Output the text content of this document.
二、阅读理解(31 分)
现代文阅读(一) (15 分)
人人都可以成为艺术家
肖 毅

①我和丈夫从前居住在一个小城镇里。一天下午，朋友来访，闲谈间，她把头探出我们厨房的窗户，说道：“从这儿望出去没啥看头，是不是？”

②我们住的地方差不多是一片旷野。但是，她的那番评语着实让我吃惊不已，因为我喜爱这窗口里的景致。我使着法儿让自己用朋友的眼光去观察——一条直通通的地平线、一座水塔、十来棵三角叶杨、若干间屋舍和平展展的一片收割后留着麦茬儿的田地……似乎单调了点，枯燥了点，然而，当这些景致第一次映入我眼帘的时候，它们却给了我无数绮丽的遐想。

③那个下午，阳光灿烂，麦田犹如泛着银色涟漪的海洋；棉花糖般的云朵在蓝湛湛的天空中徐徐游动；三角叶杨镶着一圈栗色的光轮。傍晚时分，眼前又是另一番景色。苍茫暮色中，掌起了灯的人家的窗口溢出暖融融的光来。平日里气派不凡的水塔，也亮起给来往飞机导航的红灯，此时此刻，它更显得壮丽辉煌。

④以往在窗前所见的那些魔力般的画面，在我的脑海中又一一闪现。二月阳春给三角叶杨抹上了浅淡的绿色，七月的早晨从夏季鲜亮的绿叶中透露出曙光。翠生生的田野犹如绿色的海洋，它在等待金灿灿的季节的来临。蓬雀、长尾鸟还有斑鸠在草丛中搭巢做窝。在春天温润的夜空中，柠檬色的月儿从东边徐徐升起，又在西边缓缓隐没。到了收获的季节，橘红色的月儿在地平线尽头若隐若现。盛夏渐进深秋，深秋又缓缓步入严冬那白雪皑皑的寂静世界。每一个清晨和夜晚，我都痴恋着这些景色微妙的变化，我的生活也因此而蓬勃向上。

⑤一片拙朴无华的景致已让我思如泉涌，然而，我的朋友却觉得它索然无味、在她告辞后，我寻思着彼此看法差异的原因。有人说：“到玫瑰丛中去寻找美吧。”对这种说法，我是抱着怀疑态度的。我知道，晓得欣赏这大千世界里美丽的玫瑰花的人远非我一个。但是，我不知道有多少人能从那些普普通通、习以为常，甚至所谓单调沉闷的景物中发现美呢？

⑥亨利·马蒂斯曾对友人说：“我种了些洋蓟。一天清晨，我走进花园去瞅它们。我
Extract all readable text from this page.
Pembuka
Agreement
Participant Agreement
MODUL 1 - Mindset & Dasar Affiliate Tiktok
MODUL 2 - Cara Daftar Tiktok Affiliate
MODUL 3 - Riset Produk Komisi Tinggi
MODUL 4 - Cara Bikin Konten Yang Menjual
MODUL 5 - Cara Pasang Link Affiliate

• • • • • • •

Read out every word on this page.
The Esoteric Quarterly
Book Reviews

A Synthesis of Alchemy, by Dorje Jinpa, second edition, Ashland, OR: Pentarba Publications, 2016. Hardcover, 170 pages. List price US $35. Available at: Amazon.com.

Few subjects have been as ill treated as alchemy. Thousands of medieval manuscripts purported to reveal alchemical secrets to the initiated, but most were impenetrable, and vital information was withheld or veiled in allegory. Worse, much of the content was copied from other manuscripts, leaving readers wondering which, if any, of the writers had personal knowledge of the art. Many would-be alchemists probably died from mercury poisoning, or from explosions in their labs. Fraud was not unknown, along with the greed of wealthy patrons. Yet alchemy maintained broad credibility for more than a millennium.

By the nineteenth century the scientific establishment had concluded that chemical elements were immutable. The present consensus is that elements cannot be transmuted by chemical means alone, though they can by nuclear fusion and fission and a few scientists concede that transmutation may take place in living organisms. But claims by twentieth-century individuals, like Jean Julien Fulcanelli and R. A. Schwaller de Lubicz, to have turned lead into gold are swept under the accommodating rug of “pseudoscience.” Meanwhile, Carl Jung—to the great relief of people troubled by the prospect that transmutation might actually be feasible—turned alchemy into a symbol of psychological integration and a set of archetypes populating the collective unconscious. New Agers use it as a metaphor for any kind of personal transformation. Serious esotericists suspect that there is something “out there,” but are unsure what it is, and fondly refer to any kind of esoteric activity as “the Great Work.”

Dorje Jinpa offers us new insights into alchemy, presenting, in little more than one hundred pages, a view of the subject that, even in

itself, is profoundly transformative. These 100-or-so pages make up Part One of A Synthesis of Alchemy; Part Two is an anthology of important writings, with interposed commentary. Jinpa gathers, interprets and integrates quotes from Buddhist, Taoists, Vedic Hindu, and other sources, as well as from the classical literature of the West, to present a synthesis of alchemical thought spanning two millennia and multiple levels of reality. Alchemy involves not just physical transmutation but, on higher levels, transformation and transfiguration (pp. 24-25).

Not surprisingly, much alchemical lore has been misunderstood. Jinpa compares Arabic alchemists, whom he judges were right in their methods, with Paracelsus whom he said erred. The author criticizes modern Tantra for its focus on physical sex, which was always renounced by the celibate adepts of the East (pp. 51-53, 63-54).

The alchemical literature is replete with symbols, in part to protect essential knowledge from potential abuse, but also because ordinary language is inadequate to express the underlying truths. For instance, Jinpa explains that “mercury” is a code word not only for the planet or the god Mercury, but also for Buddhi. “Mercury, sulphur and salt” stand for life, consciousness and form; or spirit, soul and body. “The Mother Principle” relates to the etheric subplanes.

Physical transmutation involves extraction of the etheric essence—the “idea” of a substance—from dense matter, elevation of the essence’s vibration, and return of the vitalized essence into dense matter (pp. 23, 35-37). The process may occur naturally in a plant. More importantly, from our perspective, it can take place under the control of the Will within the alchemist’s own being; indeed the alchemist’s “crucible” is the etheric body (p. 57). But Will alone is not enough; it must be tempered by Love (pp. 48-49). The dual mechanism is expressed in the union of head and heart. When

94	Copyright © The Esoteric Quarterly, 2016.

• • • • • • •

TASK TO CARRY OUT: Using the listing above, gather each line that holds the string "word" and copy it.

OUTPUT FOR THIS EXERCISE:
Read out every word on this page.
The alchemical literature is replete with symbols, in part to protect essential knowledge from potential abuse, but also because ordinary language is inadequate to express the underlying truths. For instance, Jinpa explains that “mercury” is a code word not only for the planet or the god Mercury, but also for Buddhi. “Mercury, sulphur and salt” stand for life, consciousness and form; or spirit, soul and body. “The Mother Principle” relates to the etheric subplanes.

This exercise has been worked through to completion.